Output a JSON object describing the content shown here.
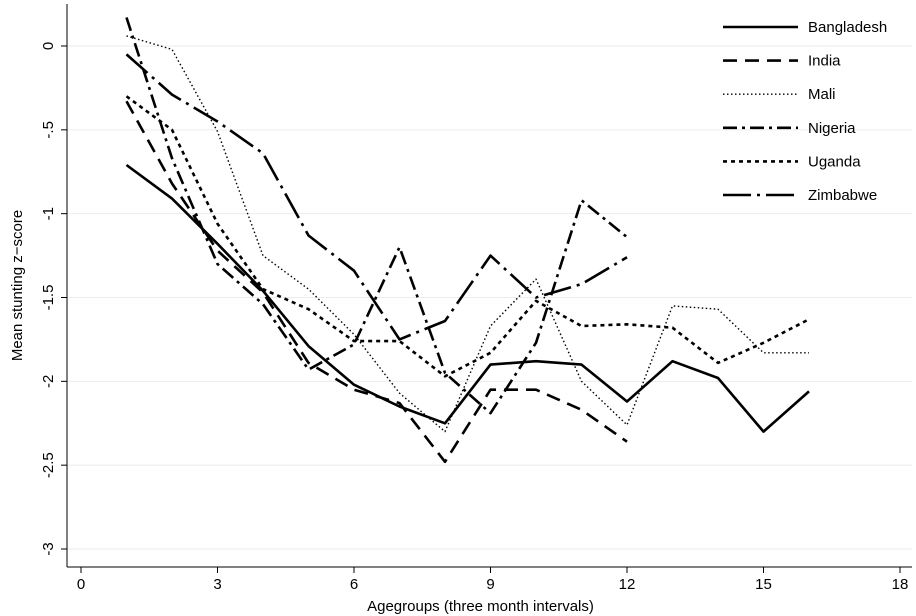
{
  "chart_data": {
    "type": "line",
    "xlabel": "Agegroups (three month intervals)",
    "ylabel": "Mean stunting z−score",
    "xlim": [
      0,
      18
    ],
    "ylim": [
      -3,
      0.2
    ],
    "xticks": [
      0,
      3,
      6,
      9,
      12,
      15,
      18
    ],
    "yticks": [
      0,
      -0.5,
      -1,
      -1.5,
      -2,
      -2.5,
      -3
    ],
    "xtick_labels": [
      "0",
      "3",
      "6",
      "9",
      "12",
      "15",
      "18"
    ],
    "ytick_labels": [
      "0",
      "-.5",
      "-1",
      "-1.5",
      "-2",
      "-2.5",
      "-3"
    ],
    "grid": "horizontal",
    "legend_position": "top-right",
    "series": [
      {
        "name": "Bangladesh",
        "style": "solid",
        "x": [
          1,
          2,
          3,
          4,
          5,
          6,
          7,
          8,
          9,
          10,
          11,
          12,
          13,
          14,
          15,
          16
        ],
        "y": [
          -0.71,
          -0.91,
          -1.18,
          -1.46,
          -1.79,
          -2.02,
          -2.15,
          -2.25,
          -1.9,
          -1.88,
          -1.9,
          -2.12,
          -1.88,
          -1.98,
          -2.3,
          -2.06
        ]
      },
      {
        "name": "India",
        "style": "dash",
        "x": [
          1,
          2,
          3,
          4,
          5,
          6,
          7,
          8,
          9,
          10,
          11,
          12
        ],
        "y": [
          -0.33,
          -0.82,
          -1.22,
          -1.47,
          -1.89,
          -2.05,
          -2.13,
          -2.48,
          -2.05,
          -2.05,
          -2.17,
          -2.36
        ]
      },
      {
        "name": "Mali",
        "style": "dot",
        "x": [
          1,
          2,
          3,
          4,
          5,
          6,
          7,
          8,
          9,
          10,
          11,
          12,
          13,
          14,
          15,
          16
        ],
        "y": [
          0.06,
          -0.02,
          -0.51,
          -1.25,
          -1.45,
          -1.72,
          -2.07,
          -2.3,
          -1.67,
          -1.39,
          -2.0,
          -2.26,
          -1.55,
          -1.57,
          -1.83,
          -1.83
        ]
      },
      {
        "name": "Nigeria",
        "style": "dashdot",
        "x": [
          1,
          2,
          3,
          4,
          5,
          6,
          7,
          8,
          9,
          10,
          11,
          12
        ],
        "y": [
          0.17,
          -0.67,
          -1.3,
          -1.54,
          -1.93,
          -1.78,
          -1.2,
          -1.95,
          -2.19,
          -1.77,
          -0.92,
          -1.14
        ]
      },
      {
        "name": "Uganda",
        "style": "shortdash",
        "x": [
          1,
          2,
          3,
          4,
          5,
          6,
          7,
          8,
          9,
          10,
          11,
          12,
          13,
          14,
          15,
          16
        ],
        "y": [
          -0.3,
          -0.5,
          -1.06,
          -1.45,
          -1.57,
          -1.76,
          -1.76,
          -1.97,
          -1.83,
          -1.52,
          -1.67,
          -1.66,
          -1.68,
          -1.89,
          -1.77,
          -1.63
        ]
      },
      {
        "name": "Zimbabwe",
        "style": "longdashdot",
        "x": [
          1,
          2,
          3,
          4,
          5,
          6,
          7,
          8,
          9,
          10,
          11,
          12
        ],
        "y": [
          -0.05,
          -0.29,
          -0.45,
          -0.64,
          -1.13,
          -1.34,
          -1.75,
          -1.64,
          -1.25,
          -1.5,
          -1.42,
          -1.26
        ]
      }
    ]
  }
}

Job:
Please set down each line of the data above exactly as written, without the pictures.

Result:
Output a JSON object describing the content shown here.
{
  "chart_data": {
    "type": "line",
    "xlabel": "Agegroups (three month intervals)",
    "ylabel": "Mean stunting z−score",
    "xlim": [
      0,
      18
    ],
    "ylim": [
      -3,
      0.2
    ],
    "xticks": [
      0,
      3,
      6,
      9,
      12,
      15,
      18
    ],
    "yticks": [
      0,
      -0.5,
      -1,
      -1.5,
      -2,
      -2.5,
      -3
    ],
    "xtick_labels": [
      "0",
      "3",
      "6",
      "9",
      "12",
      "15",
      "18"
    ],
    "ytick_labels": [
      "0",
      "-.5",
      "-1",
      "-1.5",
      "-2",
      "-2.5",
      "-3"
    ],
    "grid": "horizontal",
    "legend_position": "top-right",
    "series": [
      {
        "name": "Bangladesh",
        "style": "solid",
        "x": [
          1,
          2,
          3,
          4,
          5,
          6,
          7,
          8,
          9,
          10,
          11,
          12,
          13,
          14,
          15,
          16
        ],
        "y": [
          -0.71,
          -0.91,
          -1.18,
          -1.46,
          -1.79,
          -2.02,
          -2.15,
          -2.25,
          -1.9,
          -1.88,
          -1.9,
          -2.12,
          -1.88,
          -1.98,
          -2.3,
          -2.06
        ]
      },
      {
        "name": "India",
        "style": "dash",
        "x": [
          1,
          2,
          3,
          4,
          5,
          6,
          7,
          8,
          9,
          10,
          11,
          12
        ],
        "y": [
          -0.33,
          -0.82,
          -1.22,
          -1.47,
          -1.89,
          -2.05,
          -2.13,
          -2.48,
          -2.05,
          -2.05,
          -2.17,
          -2.36
        ]
      },
      {
        "name": "Mali",
        "style": "dot",
        "x": [
          1,
          2,
          3,
          4,
          5,
          6,
          7,
          8,
          9,
          10,
          11,
          12,
          13,
          14,
          15,
          16
        ],
        "y": [
          0.06,
          -0.02,
          -0.51,
          -1.25,
          -1.45,
          -1.72,
          -2.07,
          -2.3,
          -1.67,
          -1.39,
          -2.0,
          -2.26,
          -1.55,
          -1.57,
          -1.83,
          -1.83
        ]
      },
      {
        "name": "Nigeria",
        "style": "dashdot",
        "x": [
          1,
          2,
          3,
          4,
          5,
          6,
          7,
          8,
          9,
          10,
          11,
          12
        ],
        "y": [
          0.17,
          -0.67,
          -1.3,
          -1.54,
          -1.93,
          -1.78,
          -1.2,
          -1.95,
          -2.19,
          -1.77,
          -0.92,
          -1.14
        ]
      },
      {
        "name": "Uganda",
        "style": "shortdash",
        "x": [
          1,
          2,
          3,
          4,
          5,
          6,
          7,
          8,
          9,
          10,
          11,
          12,
          13,
          14,
          15,
          16
        ],
        "y": [
          -0.3,
          -0.5,
          -1.06,
          -1.45,
          -1.57,
          -1.76,
          -1.76,
          -1.97,
          -1.83,
          -1.52,
          -1.67,
          -1.66,
          -1.68,
          -1.89,
          -1.77,
          -1.63
        ]
      },
      {
        "name": "Zimbabwe",
        "style": "longdashdot",
        "x": [
          1,
          2,
          3,
          4,
          5,
          6,
          7,
          8,
          9,
          10,
          11,
          12
        ],
        "y": [
          -0.05,
          -0.29,
          -0.45,
          -0.64,
          -1.13,
          -1.34,
          -1.75,
          -1.64,
          -1.25,
          -1.5,
          -1.42,
          -1.26
        ]
      }
    ]
  }
}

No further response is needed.